**Aim:** Report all lines holding "JSON".

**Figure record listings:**
-- Begin --
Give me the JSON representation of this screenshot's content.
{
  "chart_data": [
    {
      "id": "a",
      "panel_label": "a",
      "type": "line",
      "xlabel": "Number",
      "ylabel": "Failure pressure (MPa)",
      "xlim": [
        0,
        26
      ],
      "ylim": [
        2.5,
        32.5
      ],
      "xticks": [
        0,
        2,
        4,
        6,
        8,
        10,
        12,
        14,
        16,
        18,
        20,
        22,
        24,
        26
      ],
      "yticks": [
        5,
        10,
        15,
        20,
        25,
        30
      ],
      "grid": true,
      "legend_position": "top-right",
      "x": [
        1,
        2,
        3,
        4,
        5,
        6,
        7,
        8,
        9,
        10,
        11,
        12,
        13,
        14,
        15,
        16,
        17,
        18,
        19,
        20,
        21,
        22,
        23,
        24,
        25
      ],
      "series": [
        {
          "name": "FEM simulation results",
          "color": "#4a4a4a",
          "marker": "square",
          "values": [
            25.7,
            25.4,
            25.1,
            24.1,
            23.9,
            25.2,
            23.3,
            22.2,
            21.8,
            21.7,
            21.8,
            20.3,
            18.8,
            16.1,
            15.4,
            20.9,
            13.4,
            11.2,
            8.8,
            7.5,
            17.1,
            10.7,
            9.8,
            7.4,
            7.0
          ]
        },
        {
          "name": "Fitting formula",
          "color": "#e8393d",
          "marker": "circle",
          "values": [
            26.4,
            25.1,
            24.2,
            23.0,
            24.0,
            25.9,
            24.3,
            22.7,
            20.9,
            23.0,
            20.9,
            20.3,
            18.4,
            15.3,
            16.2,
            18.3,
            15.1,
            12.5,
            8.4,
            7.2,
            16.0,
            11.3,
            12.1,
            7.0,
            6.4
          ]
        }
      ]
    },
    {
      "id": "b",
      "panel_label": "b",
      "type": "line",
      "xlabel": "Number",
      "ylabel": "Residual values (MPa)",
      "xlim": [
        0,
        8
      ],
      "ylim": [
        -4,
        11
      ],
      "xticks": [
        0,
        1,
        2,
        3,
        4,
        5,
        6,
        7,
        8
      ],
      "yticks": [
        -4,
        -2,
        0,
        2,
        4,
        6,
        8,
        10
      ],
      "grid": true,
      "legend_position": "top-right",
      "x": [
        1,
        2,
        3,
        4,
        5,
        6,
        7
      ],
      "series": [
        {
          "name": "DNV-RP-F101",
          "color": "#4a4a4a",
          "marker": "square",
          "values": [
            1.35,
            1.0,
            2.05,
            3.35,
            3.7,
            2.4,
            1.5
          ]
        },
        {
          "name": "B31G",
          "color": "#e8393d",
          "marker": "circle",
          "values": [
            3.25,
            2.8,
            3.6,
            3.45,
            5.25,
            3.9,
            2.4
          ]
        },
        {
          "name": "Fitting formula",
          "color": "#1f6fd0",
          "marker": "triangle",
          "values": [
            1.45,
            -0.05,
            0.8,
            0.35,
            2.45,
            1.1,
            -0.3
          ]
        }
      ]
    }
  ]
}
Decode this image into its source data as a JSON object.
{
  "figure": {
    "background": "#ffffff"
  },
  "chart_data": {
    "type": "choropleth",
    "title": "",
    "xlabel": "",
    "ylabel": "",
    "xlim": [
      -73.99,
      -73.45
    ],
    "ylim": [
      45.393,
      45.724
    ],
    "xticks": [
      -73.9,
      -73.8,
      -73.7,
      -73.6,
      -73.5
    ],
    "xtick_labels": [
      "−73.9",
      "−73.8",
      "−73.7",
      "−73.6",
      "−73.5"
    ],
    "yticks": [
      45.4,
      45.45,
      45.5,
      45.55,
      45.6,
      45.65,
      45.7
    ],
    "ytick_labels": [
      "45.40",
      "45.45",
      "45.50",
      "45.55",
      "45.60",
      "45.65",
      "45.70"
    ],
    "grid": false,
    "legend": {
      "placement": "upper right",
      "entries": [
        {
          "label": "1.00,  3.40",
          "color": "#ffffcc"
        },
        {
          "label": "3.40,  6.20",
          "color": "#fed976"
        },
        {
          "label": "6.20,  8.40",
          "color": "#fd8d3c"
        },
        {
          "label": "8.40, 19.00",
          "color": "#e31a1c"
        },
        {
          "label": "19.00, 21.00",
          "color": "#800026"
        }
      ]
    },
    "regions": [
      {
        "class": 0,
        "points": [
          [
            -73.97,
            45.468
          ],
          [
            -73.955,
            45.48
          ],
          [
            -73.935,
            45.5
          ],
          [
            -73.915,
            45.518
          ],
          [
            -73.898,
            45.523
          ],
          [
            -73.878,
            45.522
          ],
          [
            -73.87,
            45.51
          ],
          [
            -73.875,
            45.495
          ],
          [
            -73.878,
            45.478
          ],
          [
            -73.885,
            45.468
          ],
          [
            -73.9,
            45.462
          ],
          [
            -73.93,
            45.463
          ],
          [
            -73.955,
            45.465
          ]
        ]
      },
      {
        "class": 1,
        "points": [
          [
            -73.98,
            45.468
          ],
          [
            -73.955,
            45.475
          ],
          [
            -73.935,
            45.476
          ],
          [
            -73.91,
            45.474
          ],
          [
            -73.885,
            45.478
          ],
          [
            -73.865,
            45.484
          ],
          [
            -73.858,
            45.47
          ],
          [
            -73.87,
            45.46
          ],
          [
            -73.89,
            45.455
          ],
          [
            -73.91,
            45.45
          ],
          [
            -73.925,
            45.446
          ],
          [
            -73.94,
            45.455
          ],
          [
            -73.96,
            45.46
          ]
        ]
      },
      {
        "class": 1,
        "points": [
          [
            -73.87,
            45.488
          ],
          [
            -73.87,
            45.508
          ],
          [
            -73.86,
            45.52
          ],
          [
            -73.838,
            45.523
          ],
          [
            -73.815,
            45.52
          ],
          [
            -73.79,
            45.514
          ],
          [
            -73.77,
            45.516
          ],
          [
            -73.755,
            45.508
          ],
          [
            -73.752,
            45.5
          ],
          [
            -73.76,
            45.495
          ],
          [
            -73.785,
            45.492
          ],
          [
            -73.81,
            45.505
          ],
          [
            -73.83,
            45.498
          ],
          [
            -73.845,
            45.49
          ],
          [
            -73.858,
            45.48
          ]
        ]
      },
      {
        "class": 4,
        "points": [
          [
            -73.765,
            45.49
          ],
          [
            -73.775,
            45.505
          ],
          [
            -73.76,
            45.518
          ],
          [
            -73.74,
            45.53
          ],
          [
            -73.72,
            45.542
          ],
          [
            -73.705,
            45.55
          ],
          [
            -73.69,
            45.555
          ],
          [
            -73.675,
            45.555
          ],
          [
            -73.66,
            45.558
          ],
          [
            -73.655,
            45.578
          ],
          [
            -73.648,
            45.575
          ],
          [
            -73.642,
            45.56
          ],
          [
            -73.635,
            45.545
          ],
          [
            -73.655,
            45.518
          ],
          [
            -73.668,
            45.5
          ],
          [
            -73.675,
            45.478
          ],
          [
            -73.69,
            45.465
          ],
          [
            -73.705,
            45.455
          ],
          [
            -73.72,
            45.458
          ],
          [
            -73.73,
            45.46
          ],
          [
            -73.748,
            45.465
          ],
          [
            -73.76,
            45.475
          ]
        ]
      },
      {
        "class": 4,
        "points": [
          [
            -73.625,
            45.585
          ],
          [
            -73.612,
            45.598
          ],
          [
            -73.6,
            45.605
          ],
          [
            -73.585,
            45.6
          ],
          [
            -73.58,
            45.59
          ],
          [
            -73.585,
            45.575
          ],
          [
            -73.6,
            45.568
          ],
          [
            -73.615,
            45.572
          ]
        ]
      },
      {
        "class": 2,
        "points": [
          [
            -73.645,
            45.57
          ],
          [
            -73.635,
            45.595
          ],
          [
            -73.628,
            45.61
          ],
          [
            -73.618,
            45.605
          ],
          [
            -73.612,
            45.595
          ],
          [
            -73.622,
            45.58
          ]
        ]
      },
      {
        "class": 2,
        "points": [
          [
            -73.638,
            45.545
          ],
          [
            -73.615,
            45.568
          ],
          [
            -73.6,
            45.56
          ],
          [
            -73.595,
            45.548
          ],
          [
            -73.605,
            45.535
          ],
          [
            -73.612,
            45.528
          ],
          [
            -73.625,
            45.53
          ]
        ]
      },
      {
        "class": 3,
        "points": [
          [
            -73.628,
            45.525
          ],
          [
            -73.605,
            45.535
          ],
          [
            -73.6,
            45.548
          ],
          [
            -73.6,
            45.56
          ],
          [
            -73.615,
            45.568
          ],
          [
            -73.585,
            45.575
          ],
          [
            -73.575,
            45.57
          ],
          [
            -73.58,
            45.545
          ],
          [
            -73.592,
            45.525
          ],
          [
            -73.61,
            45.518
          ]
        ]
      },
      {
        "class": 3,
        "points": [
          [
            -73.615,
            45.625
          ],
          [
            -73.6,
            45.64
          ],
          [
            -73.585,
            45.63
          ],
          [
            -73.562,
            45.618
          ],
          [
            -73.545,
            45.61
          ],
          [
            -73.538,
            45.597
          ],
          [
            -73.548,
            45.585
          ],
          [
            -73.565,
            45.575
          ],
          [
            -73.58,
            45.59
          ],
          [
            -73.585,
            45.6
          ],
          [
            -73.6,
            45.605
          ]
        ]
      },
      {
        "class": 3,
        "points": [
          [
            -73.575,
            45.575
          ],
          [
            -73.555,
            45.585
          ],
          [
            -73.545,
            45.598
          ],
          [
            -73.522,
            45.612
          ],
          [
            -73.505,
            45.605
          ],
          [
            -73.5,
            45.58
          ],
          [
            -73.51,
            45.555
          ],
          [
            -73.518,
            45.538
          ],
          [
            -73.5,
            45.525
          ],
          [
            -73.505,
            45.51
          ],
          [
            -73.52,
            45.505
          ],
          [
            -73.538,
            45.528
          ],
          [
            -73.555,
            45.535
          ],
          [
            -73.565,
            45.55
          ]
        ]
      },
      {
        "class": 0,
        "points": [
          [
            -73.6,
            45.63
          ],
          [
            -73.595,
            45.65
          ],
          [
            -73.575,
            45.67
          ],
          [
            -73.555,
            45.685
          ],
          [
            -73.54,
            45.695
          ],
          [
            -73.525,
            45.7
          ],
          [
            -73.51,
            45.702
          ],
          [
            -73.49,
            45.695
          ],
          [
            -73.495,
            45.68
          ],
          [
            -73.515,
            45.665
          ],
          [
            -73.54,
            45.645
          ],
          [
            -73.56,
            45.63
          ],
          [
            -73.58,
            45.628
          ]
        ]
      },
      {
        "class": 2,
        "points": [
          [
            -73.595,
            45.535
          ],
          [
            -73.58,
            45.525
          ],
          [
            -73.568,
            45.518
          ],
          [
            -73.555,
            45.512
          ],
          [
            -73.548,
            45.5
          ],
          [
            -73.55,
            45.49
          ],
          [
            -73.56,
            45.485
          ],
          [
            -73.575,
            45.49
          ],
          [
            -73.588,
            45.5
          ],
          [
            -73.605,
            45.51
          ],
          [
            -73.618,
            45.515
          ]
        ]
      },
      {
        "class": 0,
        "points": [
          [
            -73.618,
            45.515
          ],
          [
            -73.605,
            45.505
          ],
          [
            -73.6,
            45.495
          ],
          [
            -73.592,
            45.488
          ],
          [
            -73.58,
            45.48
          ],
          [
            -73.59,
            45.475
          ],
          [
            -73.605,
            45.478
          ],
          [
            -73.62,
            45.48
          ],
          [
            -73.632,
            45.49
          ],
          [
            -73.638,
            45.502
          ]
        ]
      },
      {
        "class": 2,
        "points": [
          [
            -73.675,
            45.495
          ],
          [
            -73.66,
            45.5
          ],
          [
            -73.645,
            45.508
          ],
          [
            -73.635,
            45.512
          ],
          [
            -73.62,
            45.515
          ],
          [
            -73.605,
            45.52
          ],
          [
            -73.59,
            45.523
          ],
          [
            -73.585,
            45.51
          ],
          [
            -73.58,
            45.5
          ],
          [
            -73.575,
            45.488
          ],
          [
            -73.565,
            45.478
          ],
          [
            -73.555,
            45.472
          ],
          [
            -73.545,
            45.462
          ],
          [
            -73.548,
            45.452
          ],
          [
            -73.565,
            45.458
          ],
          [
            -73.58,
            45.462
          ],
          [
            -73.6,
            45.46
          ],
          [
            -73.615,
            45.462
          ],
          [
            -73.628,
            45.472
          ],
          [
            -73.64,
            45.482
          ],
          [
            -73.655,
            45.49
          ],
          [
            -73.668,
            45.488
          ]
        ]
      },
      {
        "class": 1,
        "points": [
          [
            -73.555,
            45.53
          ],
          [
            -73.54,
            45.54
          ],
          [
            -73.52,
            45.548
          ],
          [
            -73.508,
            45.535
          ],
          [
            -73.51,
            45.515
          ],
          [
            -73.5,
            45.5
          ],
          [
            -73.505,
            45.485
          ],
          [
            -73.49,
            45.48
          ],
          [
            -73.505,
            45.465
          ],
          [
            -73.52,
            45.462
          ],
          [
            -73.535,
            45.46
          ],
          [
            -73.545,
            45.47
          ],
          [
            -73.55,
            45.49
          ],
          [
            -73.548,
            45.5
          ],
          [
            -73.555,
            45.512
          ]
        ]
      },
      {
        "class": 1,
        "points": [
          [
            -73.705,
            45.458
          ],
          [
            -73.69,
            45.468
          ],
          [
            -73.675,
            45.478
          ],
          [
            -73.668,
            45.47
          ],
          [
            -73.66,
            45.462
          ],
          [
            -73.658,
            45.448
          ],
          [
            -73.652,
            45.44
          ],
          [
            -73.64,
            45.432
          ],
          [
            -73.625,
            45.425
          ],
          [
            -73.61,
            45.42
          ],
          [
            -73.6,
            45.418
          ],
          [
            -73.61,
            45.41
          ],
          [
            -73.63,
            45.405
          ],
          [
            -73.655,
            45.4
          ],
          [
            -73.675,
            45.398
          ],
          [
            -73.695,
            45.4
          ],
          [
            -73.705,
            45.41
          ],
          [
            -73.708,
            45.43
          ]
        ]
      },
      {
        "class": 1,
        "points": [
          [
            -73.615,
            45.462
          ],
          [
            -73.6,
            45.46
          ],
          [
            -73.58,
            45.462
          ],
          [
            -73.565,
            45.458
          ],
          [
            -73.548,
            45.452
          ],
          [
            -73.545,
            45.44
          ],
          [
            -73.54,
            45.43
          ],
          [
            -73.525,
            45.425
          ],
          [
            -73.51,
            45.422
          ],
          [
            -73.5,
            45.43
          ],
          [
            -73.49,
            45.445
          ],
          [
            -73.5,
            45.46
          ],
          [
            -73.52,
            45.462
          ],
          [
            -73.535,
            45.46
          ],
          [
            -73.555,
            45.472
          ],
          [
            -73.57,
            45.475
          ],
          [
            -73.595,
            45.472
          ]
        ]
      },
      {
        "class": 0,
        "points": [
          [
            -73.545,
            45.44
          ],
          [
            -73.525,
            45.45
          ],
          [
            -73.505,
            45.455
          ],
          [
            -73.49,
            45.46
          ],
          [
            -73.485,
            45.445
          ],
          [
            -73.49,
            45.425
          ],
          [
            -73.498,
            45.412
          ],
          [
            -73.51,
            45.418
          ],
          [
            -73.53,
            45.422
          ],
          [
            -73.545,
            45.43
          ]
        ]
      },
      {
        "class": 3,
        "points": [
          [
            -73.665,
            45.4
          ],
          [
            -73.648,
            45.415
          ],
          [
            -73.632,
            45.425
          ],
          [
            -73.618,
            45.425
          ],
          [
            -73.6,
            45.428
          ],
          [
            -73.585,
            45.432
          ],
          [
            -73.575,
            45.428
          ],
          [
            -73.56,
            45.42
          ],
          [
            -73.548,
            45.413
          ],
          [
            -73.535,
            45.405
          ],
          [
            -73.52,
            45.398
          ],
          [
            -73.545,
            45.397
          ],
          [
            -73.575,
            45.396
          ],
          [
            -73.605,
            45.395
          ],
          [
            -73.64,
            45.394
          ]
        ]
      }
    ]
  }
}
-- End --
**The solution:**
Give me the JSON representation of this screenshot's content.
Decode this image into its source data as a JSON object.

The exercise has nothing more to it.